THE INPUT START

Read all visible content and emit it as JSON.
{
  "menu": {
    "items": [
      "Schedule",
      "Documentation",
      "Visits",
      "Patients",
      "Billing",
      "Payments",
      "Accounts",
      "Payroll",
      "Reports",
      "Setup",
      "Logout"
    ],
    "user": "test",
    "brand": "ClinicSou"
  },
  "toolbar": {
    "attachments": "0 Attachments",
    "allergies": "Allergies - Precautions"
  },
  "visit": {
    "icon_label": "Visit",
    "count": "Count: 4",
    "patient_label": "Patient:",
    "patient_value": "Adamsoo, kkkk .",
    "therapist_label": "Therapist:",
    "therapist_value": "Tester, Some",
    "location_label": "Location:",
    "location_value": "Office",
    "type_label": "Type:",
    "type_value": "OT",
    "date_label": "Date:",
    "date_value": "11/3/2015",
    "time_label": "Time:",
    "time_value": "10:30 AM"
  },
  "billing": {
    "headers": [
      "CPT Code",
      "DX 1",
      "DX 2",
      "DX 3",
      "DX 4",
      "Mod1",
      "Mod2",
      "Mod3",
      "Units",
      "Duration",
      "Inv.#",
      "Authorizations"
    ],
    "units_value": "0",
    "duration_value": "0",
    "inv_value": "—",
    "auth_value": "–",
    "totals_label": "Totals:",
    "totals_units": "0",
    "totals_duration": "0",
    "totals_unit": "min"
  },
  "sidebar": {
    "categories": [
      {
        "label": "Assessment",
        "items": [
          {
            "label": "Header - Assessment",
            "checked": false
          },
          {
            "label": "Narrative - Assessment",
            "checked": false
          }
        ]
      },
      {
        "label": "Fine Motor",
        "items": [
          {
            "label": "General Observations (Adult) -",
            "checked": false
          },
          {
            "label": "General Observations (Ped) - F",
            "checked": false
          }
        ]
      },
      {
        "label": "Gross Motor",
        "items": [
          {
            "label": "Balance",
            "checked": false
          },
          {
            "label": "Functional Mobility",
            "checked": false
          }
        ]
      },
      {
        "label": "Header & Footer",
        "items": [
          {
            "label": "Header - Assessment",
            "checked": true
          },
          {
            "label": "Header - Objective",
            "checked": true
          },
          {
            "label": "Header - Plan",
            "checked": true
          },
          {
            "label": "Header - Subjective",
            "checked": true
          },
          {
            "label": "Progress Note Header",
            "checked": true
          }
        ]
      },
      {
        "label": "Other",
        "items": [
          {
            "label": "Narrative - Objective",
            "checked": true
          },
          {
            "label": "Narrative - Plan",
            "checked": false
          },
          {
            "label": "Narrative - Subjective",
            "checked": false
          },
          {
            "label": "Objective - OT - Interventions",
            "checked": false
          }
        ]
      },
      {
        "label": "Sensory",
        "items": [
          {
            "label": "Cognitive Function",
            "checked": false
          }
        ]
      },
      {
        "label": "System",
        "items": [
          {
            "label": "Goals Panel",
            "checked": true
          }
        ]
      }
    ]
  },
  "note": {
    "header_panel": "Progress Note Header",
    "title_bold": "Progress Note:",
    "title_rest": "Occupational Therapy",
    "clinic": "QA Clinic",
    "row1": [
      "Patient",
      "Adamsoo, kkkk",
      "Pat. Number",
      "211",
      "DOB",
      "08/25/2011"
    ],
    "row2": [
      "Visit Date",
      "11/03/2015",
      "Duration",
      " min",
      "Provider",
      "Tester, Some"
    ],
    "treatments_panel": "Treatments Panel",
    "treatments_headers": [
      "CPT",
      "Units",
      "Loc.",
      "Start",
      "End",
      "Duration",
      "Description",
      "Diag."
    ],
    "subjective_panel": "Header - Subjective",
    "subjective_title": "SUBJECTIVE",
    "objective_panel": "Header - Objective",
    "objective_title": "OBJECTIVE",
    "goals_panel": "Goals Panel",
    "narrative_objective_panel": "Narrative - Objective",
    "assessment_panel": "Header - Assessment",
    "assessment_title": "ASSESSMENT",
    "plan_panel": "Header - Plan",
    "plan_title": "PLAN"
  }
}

THE INPUT END

-- TASK INSTRUCTIONS --
Make an exact copy of every line in the data.

-- RESULT FOR THIS EXERCISE --
Read all visible content and emit it as JSON.
{
  "menu": {
    "items": [
      "Schedule",
      "Documentation",
      "Visits",
      "Patients",
      "Billing",
      "Payments",
      "Accounts",
      "Payroll",
      "Reports",
      "Setup",
      "Logout"
    ],
    "user": "test",
    "brand": "ClinicSou"
  },
  "toolbar": {
    "attachments": "0 Attachments",
    "allergies": "Allergies - Precautions"
  },
  "visit": {
    "icon_label": "Visit",
    "count": "Count: 4",
    "patient_label": "Patient:",
    "patient_value": "Adamsoo, kkkk .",
    "therapist_label": "Therapist:",
    "therapist_value": "Tester, Some",
    "location_label": "Location:",
    "location_value": "Office",
    "type_label": "Type:",
    "type_value": "OT",
    "date_label": "Date:",
    "date_value": "11/3/2015",
    "time_label": "Time:",
    "time_value": "10:30 AM"
  },
  "billing": {
    "headers": [
      "CPT Code",
      "DX 1",
      "DX 2",
      "DX 3",
      "DX 4",
      "Mod1",
      "Mod2",
      "Mod3",
      "Units",
      "Duration",
      "Inv.#",
      "Authorizations"
    ],
    "units_value": "0",
    "duration_value": "0",
    "inv_value": "—",
    "auth_value": "–",
    "totals_label": "Totals:",
    "totals_units": "0",
    "totals_duration": "0",
    "totals_unit": "min"
  },
  "sidebar": {
    "categories": [
      {
        "label": "Assessment",
        "items": [
          {
            "label": "Header - Assessment",
            "checked": false
          },
          {
            "label": "Narrative - Assessment",
            "checked": false
          }
        ]
      },
      {
        "label": "Fine Motor",
        "items": [
          {
            "label": "General Observations (Adult) -",
            "checked": false
          },
          {
            "label": "General Observations (Ped) - F",
            "checked": false
          }
        ]
      },
      {
        "label": "Gross Motor",
        "items": [
          {
            "label": "Balance",
            "checked": false
          },
          {
            "label": "Functional Mobility",
            "checked": false
          }
        ]
      },
      {
        "label": "Header & Footer",
        "items": [
          {
            "label": "Header - Assessment",
            "checked": true
          },
          {
            "label": "Header - Objective",
            "checked": true
          },
          {
            "label": "Header - Plan",
            "checked": true
          },
          {
            "label": "Header - Subjective",
            "checked": true
          },
          {
            "label": "Progress Note Header",
            "checked": true
          }
        ]
      },
      {
        "label": "Other",
        "items": [
          {
            "label": "Narrative - Objective",
            "checked": true
          },
          {
            "label": "Narrative - Plan",
            "checked": false
          },
          {
            "label": "Narrative - Subjective",
            "checked": false
          },
          {
            "label": "Objective - OT - Interventions",
            "checked": false
          }
        ]
      },
      {
        "label": "Sensory",
        "items": [
          {
            "label": "Cognitive Function",
            "checked": false
          }
        ]
      },
      {
        "label": "System",
        "items": [
          {
            "label": "Goals Panel",
            "checked": true
          }
        ]
      }
    ]
  },
  "note": {
    "header_panel": "Progress Note Header",
    "title_bold": "Progress Note:",
    "title_rest": "Occupational Therapy",
    "clinic": "QA Clinic",
    "row1": [
      "Patient",
      "Adamsoo, kkkk",
      "Pat. Number",
      "211",
      "DOB",
      "08/25/2011"
    ],
    "row2": [
      "Visit Date",
      "11/03/2015",
      "Duration",
      " min",
      "Provider",
      "Tester, Some"
    ],
    "treatments_panel": "Treatments Panel",
    "treatments_headers": [
      "CPT",
      "Units",
      "Loc.",
      "Start",
      "End",
      "Duration",
      "Description",
      "Diag."
    ],
    "subjective_panel": "Header - Subjective",
    "subjective_title": "SUBJECTIVE",
    "objective_panel": "Header - Objective",
    "objective_title": "OBJECTIVE",
    "goals_panel": "Goals Panel",
    "narrative_objective_panel": "Narrative - Objective",
    "assessment_panel": "Header - Assessment",
    "assessment_title": "ASSESSMENT",
    "plan_panel": "Header - Plan",
    "plan_title": "PLAN"
  }
}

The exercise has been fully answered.